▶ _MATERIAL TO PROCESS_:
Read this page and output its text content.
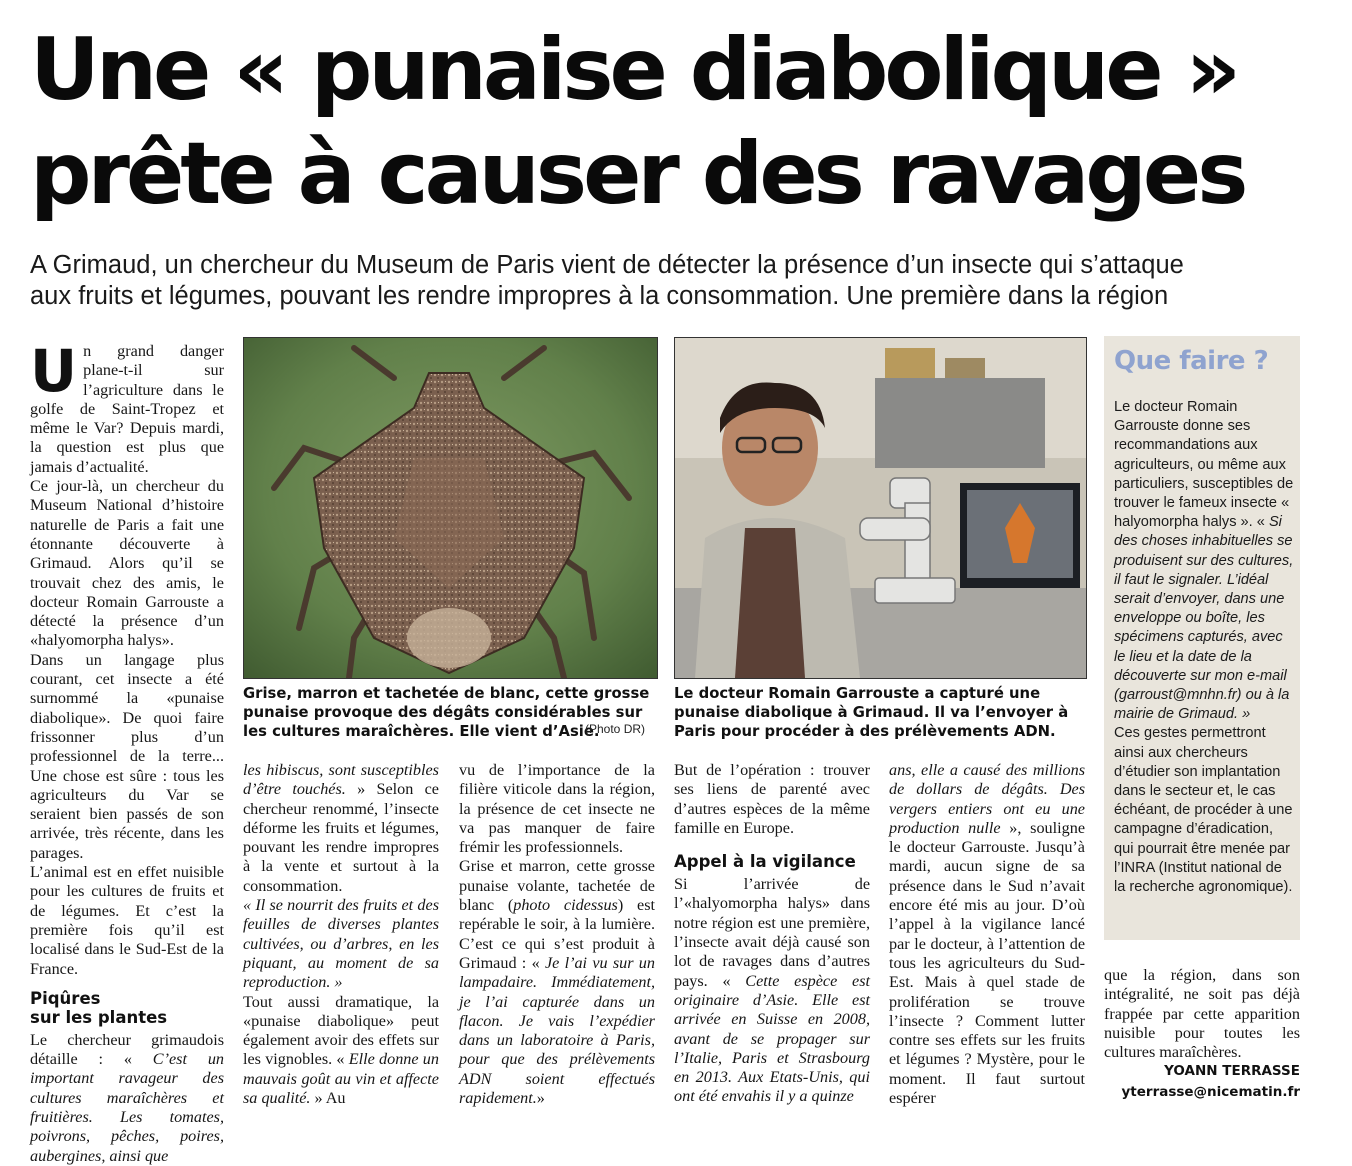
Une « punaise diabolique »
prête à causer des ravages
A Grimaud, un chercheur du Museum de Paris vient de détecter la présence d’un insecte qui s’attaque
aux fruits et légumes, pouvant les rendre impropres à la consommation. Une première dans la région

Un grand danger plane-t-il sur l’agriculture dans le golfe de Saint-Tropez et même le Var? Depuis mardi, la question est plus que jamais d’actualité.

Ce jour-là, un chercheur du Museum National d’histoire naturelle de Paris a fait une étonnante découverte à Grimaud. Alors qu’il se trouvait chez des amis, le docteur Romain Garrouste a détecté la présence d’un «halyomorpha halys».

Dans un langage plus courant, cet insecte a été surnommé la «punaise diabolique». De quoi faire frissonner plus d’un professionnel de la terre... Une chose est sûre : tous les agriculteurs du Var se seraient bien passés de son arrivée, très récente, dans les parages.

L’animal est en effet nuisible pour les cultures de fruits et de légumes. Et c’est la première fois qu’il est localisé dans le Sud-Est de la France.

Piqûres
sur les plantes

Le chercheur grimaudois détaille : « C’est un important ravageur des cultures maraîchères et fruitières. Les tomates, poivrons, pêches, poires, aubergines, ainsi que

Grise, marron et tachetée de blanc, cette grosse punaise provoque des dégâts considérables sur les cultures maraîchères. Elle vient d’Asie.
(Photo DR)
Le docteur Romain Garrouste a capturé une punaise diabolique à Grimaud. Il va l’envoyer à Paris pour procéder à des prélèvements ADN.

les hibiscus, sont susceptibles d’être touchés. » Selon ce chercheur renommé, l’insecte déforme les fruits et légumes, pouvant les rendre impropres à la vente et surtout à la consommation.

« Il se nourrit des fruits et des feuilles de diverses plantes cultivées, ou d’arbres, en les piquant, au moment de sa reproduction. »

Tout aussi dramatique, la «punaise diabolique» peut également avoir des effets sur les vignobles. « Elle donne un mauvais goût au vin et affecte sa qualité. » Au

vu de l’importance de la filière viticole dans la région, la présence de cet insecte ne va pas manquer de faire frémir les professionnels.

Grise et marron, cette grosse punaise volante, tachetée de blanc (photo cidessus) est repérable le soir, à la lumière. C’est ce qui s’est produit à Grimaud : « Je l’ai vu sur un lampadaire. Immédiatement, je l’ai capturée dans un flacon. Je vais l’expédier dans un laboratoire à Paris, pour que des prélèvements ADN soient effectués rapidement.»

But de l’opération : trouver ses liens de parenté avec d’autres espèces de la même famille en Europe.

Appel à la vigilance

Si l’arrivée de l’«halyomorpha halys» dans notre région est une première, l’insecte avait déjà causé son lot de ravages dans d’autres pays. « Cette espèce est originaire d’Asie. Elle est arrivée en Suisse en 2008, avant de se propager sur l’Italie, Paris et Strasbourg en 2013. Aux Etats-Unis, qui ont été envahis il y a quinze

ans, elle a causé des millions de dollars de dégâts. Des vergers entiers ont eu une production nulle », souligne le docteur Garrouste. Jusqu’à mardi, aucun signe de sa présence dans le Sud n’avait encore été mis au jour. D’où l’appel à la vigilance lancé par le docteur, à l’attention de tous les agriculteurs du Sud-Est. Mais à quel stade de prolifération se trouve l’insecte ? Comment lutter contre ses effets sur les fruits et légumes ? Mystère, pour le moment. Il faut surtout espérer

Que faire ?

Le docteur Romain Garrouste donne ses recommandations aux agriculteurs, ou même aux particuliers, susceptibles de trouver le fameux insecte « halyomorpha halys ». « Si des choses inhabituelles se produisent sur des cultures, il faut le signaler. L’idéal serait d’envoyer, dans une enveloppe ou boîte, les spécimens capturés, avec le lieu et la date de la découverte sur mon e-mail (garroust@mnhn.fr) ou à la mairie de Grimaud. »

Ces gestes permettront ainsi aux chercheurs d’étudier son implantation dans le secteur et, le cas échéant, de procéder à une campagne d’éradication, qui pourrait être menée par l’INRA (Institut national de la recherche agronomique).

que la région, dans son intégralité, ne soit pas déjà frappée par cette apparition nuisible pour toutes les cultures maraîchères.

YOANN TERRASSE
yterrasse@nicematin.fr
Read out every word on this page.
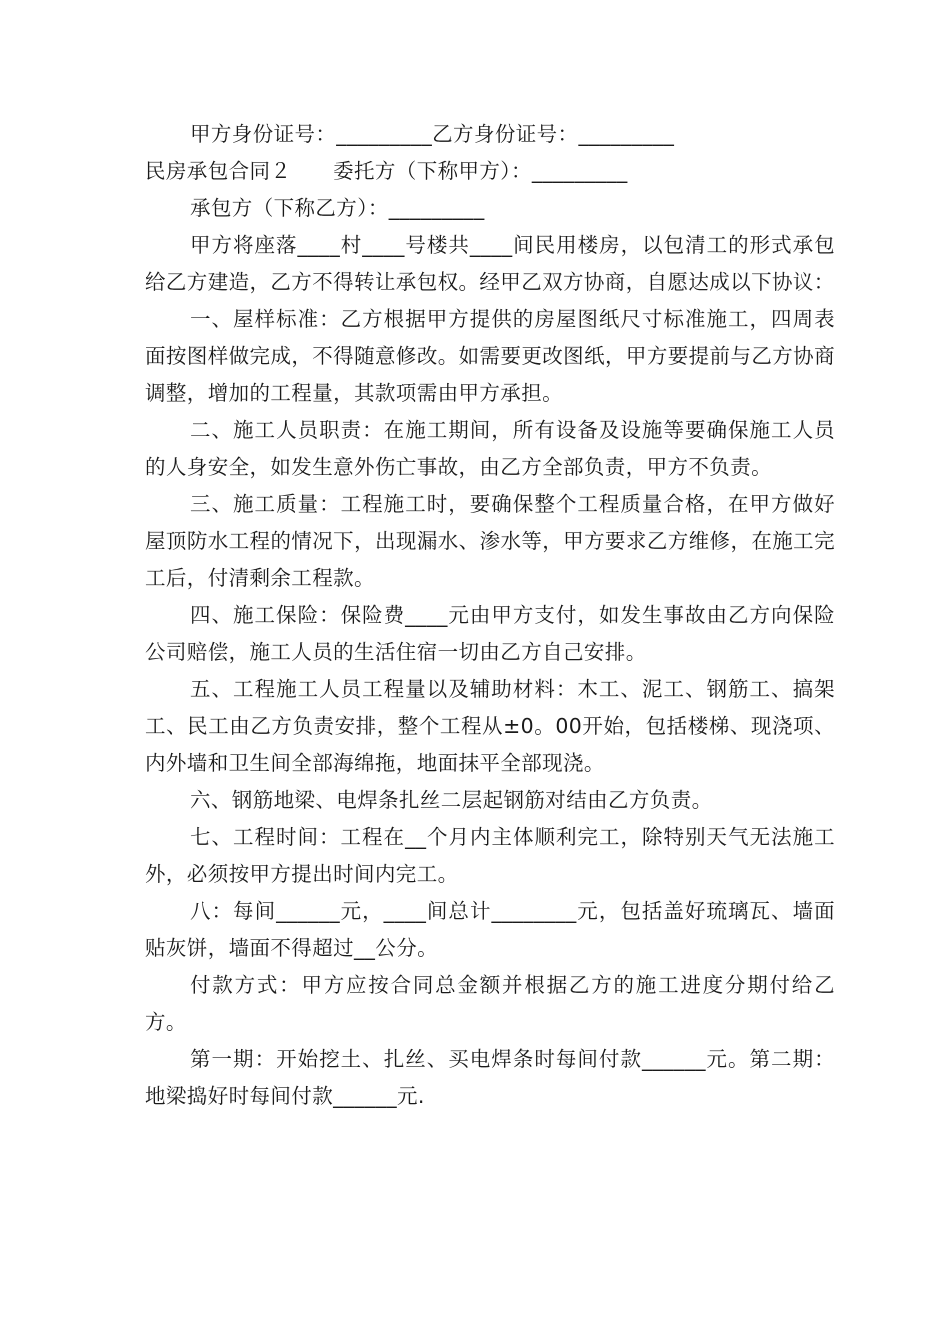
甲方身份证号：_________乙方身份证号：_________

民房承包合同２　　委托方（下称甲方）：_________

承包方（下称乙方）：_________

甲方将座落____村____号楼共____间民用楼房，以包清工的形式承包给乙方建造，乙方不得转让承包权。经甲乙双方协商，自愿达成以下协议：

一、屋样标准：乙方根据甲方提供的房屋图纸尺寸标准施工，四周表面按图样做完成，不得随意修改。如需要更改图纸，甲方要提前与乙方协商调整，增加的工程量，其款项需由甲方承担。

二、施工人员职责：在施工期间，所有设备及设施等要确保施工人员的人身安全，如发生意外伤亡事故，由乙方全部负责，甲方不负责。

三、施工质量：工程施工时，要确保整个工程质量合格，在甲方做好屋顶防水工程的情况下，出现漏水、渗水等，甲方要求乙方维修，在施工完工后，付清剩余工程款。

四、施工保险：保险费____元由甲方支付，如发生事故由乙方向保险公司赔偿，施工人员的生活住宿一切由乙方自己安排。

五、工程施工人员工程量以及辅助材料：木工、泥工、钢筋工、搞架工、民工由乙方负责安排，整个工程从±0。00开始，包括楼梯、现浇项、内外墙和卫生间全部海绵拖，地面抹平全部现浇。

六、钢筋地梁、电焊条扎丝二层起钢筋对结由乙方负责。

七、工程时间：工程在__个月内主体顺利完工，除特别天气无法施工外，必须按甲方提出时间内完工。

八：每间______元，____间总计________元，包括盖好琉璃瓦、墙面贴灰饼，墙面不得超过__公分。

付款方式：甲方应按合同总金额并根据乙方的施工进度分期付给乙方。

第一期：开始挖土、扎丝、买电焊条时每间付款______元。第二期：地梁捣好时每间付款______元.
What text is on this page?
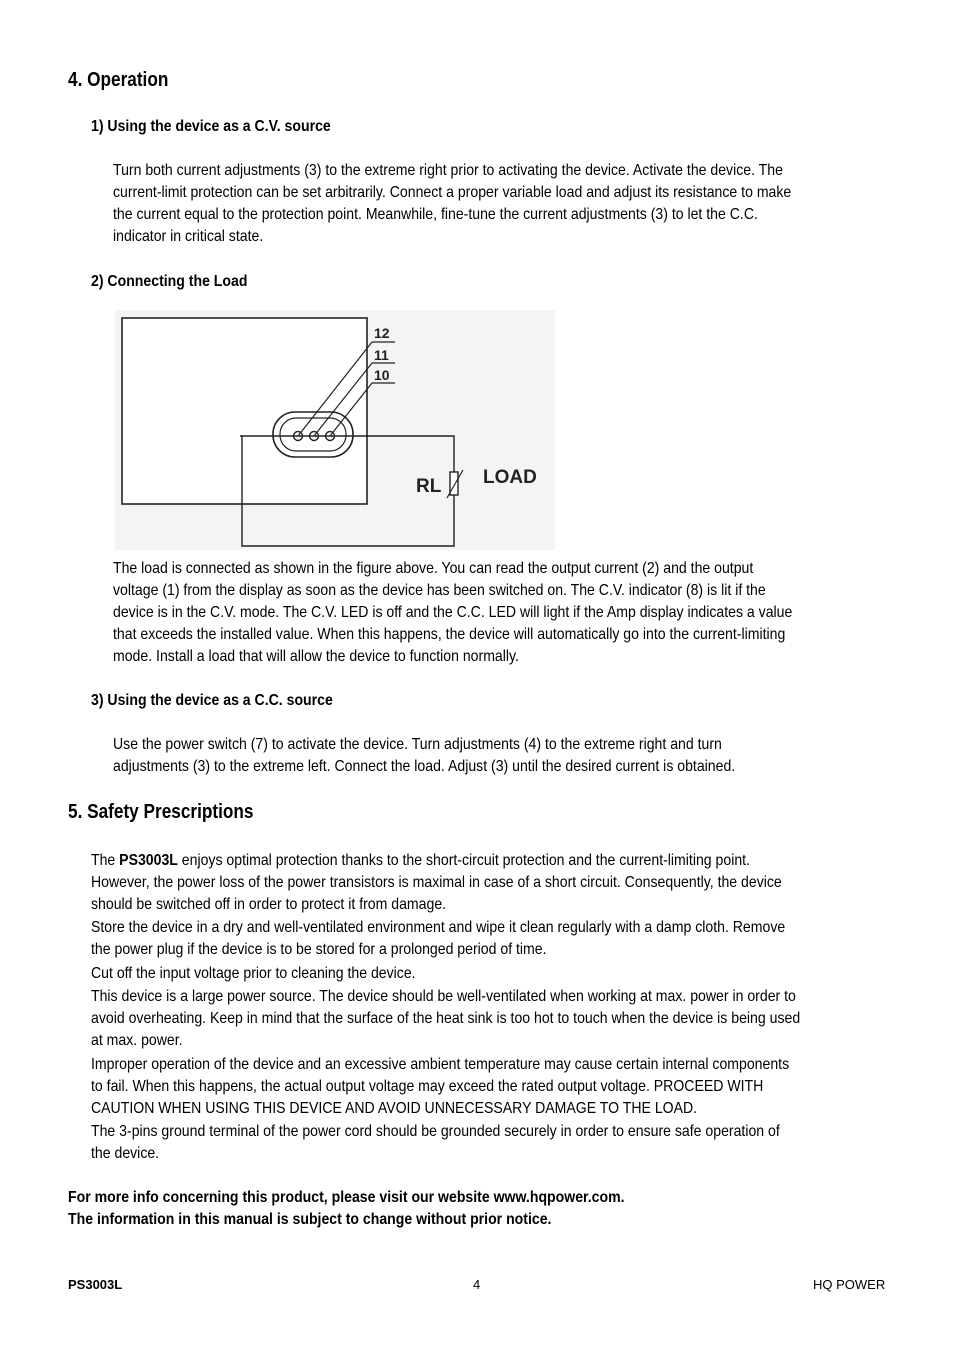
4. Operation
1) Using the device as a C.V. source
Turn both current adjustments (3) to the extreme right prior to activating the device. Activate the device. The
current-limit protection can be set arbitrarily. Connect a proper variable load and adjust its resistance to make
the current equal to the protection point. Meanwhile, fine-tune the current adjustments (3) to let the C.C.
indicator in critical state.
2) Connecting the Load
12
11
10
RL LOAD
The load is connected as shown in the figure above. You can read the output current (2) and the output
voltage (1) from the display as soon as the device has been switched on. The C.V. indicator (8) is lit if the
device is in the C.V. mode. The C.V. LED is off and the C.C. LED will light if the Amp display indicates a value
that exceeds the installed value. When this happens, the device will automatically go into the current-limiting
mode. Install a load that will allow the device to function normally.
3) Using the device as a C.C. source
Use the power switch (7) to activate the device. Turn adjustments (4) to the extreme right and turn
adjustments (3) to the extreme left. Connect the load. Adjust (3) until the desired current is obtained.
5. Safety Prescriptions
The PS3003L enjoys optimal protection thanks to the short-circuit protection and the current-limiting point.
However, the power loss of the power transistors is maximal in case of a short circuit. Consequently, the device
should be switched off in order to protect it from damage.
Store the device in a dry and well-ventilated environment and wipe it clean regularly with a damp cloth. Remove
the power plug if the device is to be stored for a prolonged period of time.
Cut off the input voltage prior to cleaning the device.
This device is a large power source. The device should be well-ventilated when working at max. power in order to
avoid overheating. Keep in mind that the surface of the heat sink is too hot to touch when the device is being used
at max. power.
Improper operation of the device and an excessive ambient temperature may cause certain internal components
to fail. When this happens, the actual output voltage may exceed the rated output voltage. PROCEED WITH
CAUTION WHEN USING THIS DEVICE AND AVOID UNNECESSARY DAMAGE TO THE LOAD.
The 3-pins ground terminal of the power cord should be grounded securely in order to ensure safe operation of
the device.
For more info concerning this product, please visit our website www.hqpower.com.
The information in this manual is subject to change without prior notice.
PS3003L	4	HQ POWER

▶ _WHAT TO DO_:
Pull every line containing the word "déjà" out of the material and copy it.

▶ _SOLUTION BELOW_:
Si l’arrivée de l’«halyomorpha halys» dans notre région est une première, l’insecte avait déjà causé son lot de ravages dans d’autres pays. « Cette espèce est originaire d’Asie. Elle est arrivée en Suisse en 2008, avant de se propager sur l’Italie, Paris et Strasbourg en 2013. Aux Etats-Unis, qui ont été envahis il y a quinze
que la région, dans son intégralité, ne soit pas déjà frappée par cette apparition nuisible pour toutes les cultures maraîchères.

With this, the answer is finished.